→ EXERCISE PROMPT
Exclude images, then output the remaining data verbatim.

→ STORED DATA

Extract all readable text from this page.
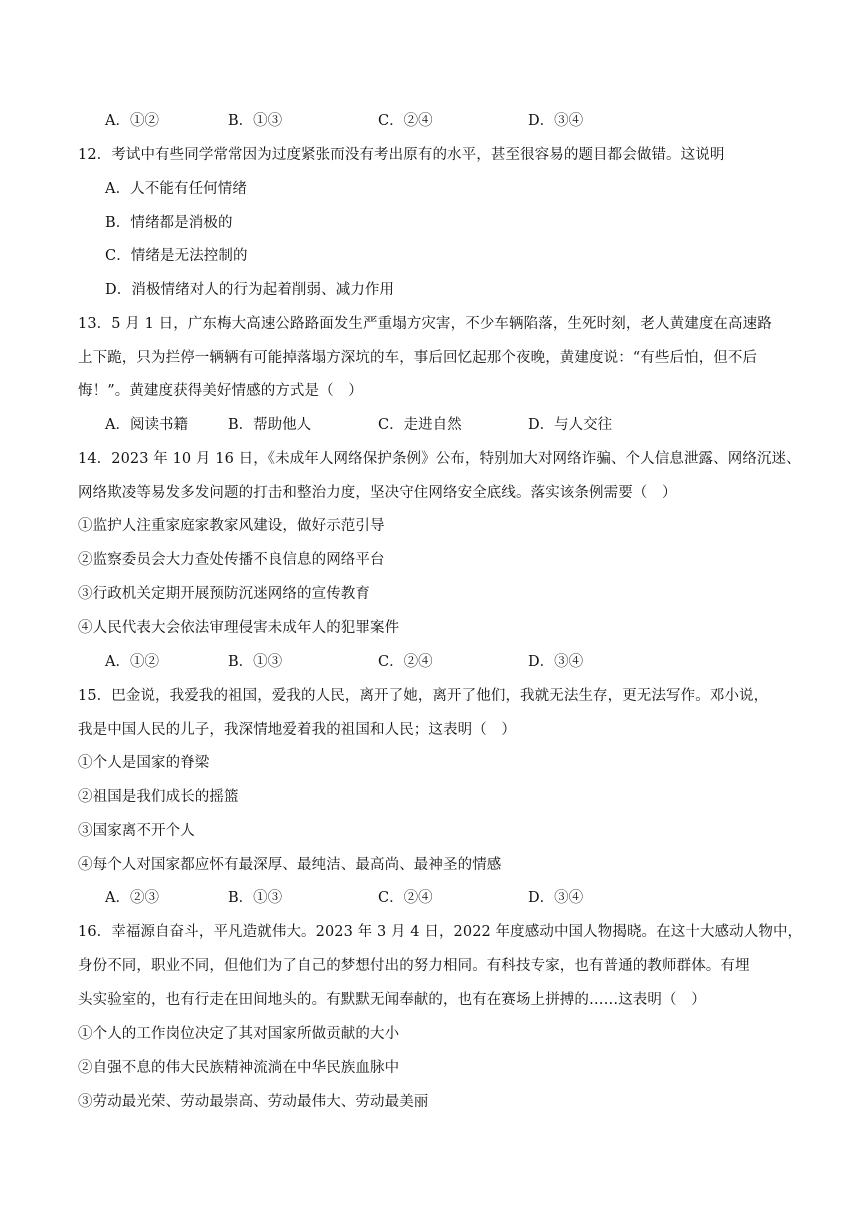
A．①②	B．①③	C．②④	D．③④
12．考试中有些同学常常因为过度紧张而没有考出原有的水平，甚至很容易的题目都会做错。这说明
A．人不能有任何情绪
B．情绪都是消极的
C．情绪是无法控制的
D．消极情绪对人的行为起着削弱、减力作用
13．5 月 1 日，广东梅大高速公路路面发生严重塌方灾害，不少车辆陷落，生死时刻，老人黄建度在高速路
上下跪，只为拦停一辆辆有可能掉落塌方深坑的车，事后回忆起那个夜晚，黄建度说：“有些后怕，但不后
悔！”。黄建度获得美好情感的方式是（　）
A．阅读书籍	B．帮助他人	C．走进自然	D．与人交往
14．2023 年 10 月 16 日，《未成年人网络保护条例》公布，特别加大对网络诈骗、个人信息泄露、网络沉迷、
网络欺凌等易发多发问题的打击和整治力度，坚决守住网络安全底线。落实该条例需要（　）
①监护人注重家庭家教家风建设，做好示范引导
②监察委员会大力查处传播不良信息的网络平台
③行政机关定期开展预防沉迷网络的宣传教育
④人民代表大会依法审理侵害未成年人的犯罪案件
A．①②	B．①③	C．②④	D．③④
15．巴金说，我爱我的祖国，爱我的人民，离开了她，离开了他们，我就无法生存，更无法写作。邓小说，
我是中国人民的儿子，我深情地爱着我的祖国和人民；这表明（　）
①个人是国家的脊梁
②祖国是我们成长的摇篮
③国家离不开个人
④每个人对国家都应怀有最深厚、最纯洁、最高尚、最神圣的情感
A．②③	B．①③	C．②④	D．③④
16．幸福源自奋斗，平凡造就伟大。2023 年 3 月 4 日，2022 年度感动中国人物揭晓。在这十大感动人物中，
身份不同，职业不同，但他们为了自己的梦想付出的努力相同。有科技专家，也有普通的教师群体。有埋
头实验室的，也有行走在田间地头的。有默默无闻奉献的，也有在赛场上拼搏的……这表明（　）
①个人的工作岗位决定了其对国家所做贡献的大小
②自强不息的伟大民族精神流淌在中华民族血脉中
③劳动最光荣、劳动最崇高、劳动最伟大、劳动最美丽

→ REPLY
Extract all readable text from this page.
A．①②	B．①③	C．②④	D．③④
12．考试中有些同学常常因为过度紧张而没有考出原有的水平，甚至很容易的题目都会做错。这说明
A．人不能有任何情绪
B．情绪都是消极的
C．情绪是无法控制的
D．消极情绪对人的行为起着削弱、减力作用
13．5 月 1 日，广东梅大高速公路路面发生严重塌方灾害，不少车辆陷落，生死时刻，老人黄建度在高速路
上下跪，只为拦停一辆辆有可能掉落塌方深坑的车，事后回忆起那个夜晚，黄建度说：“有些后怕，但不后
悔！”。黄建度获得美好情感的方式是（　）
A．阅读书籍	B．帮助他人	C．走进自然	D．与人交往
14．2023 年 10 月 16 日，《未成年人网络保护条例》公布，特别加大对网络诈骗、个人信息泄露、网络沉迷、
网络欺凌等易发多发问题的打击和整治力度，坚决守住网络安全底线。落实该条例需要（　）
①监护人注重家庭家教家风建设，做好示范引导
②监察委员会大力查处传播不良信息的网络平台
③行政机关定期开展预防沉迷网络的宣传教育
④人民代表大会依法审理侵害未成年人的犯罪案件
A．①②	B．①③	C．②④	D．③④
15．巴金说，我爱我的祖国，爱我的人民，离开了她，离开了他们，我就无法生存，更无法写作。邓小说，
我是中国人民的儿子，我深情地爱着我的祖国和人民；这表明（　）
①个人是国家的脊梁
②祖国是我们成长的摇篮
③国家离不开个人
④每个人对国家都应怀有最深厚、最纯洁、最高尚、最神圣的情感
A．②③	B．①③	C．②④	D．③④
16．幸福源自奋斗，平凡造就伟大。2023 年 3 月 4 日，2022 年度感动中国人物揭晓。在这十大感动人物中，
身份不同，职业不同，但他们为了自己的梦想付出的努力相同。有科技专家，也有普通的教师群体。有埋
头实验室的，也有行走在田间地头的。有默默无闻奉献的，也有在赛场上拼搏的……这表明（　）
①个人的工作岗位决定了其对国家所做贡献的大小
②自强不息的伟大民族精神流淌在中华民族血脉中
③劳动最光荣、劳动最崇高、劳动最伟大、劳动最美丽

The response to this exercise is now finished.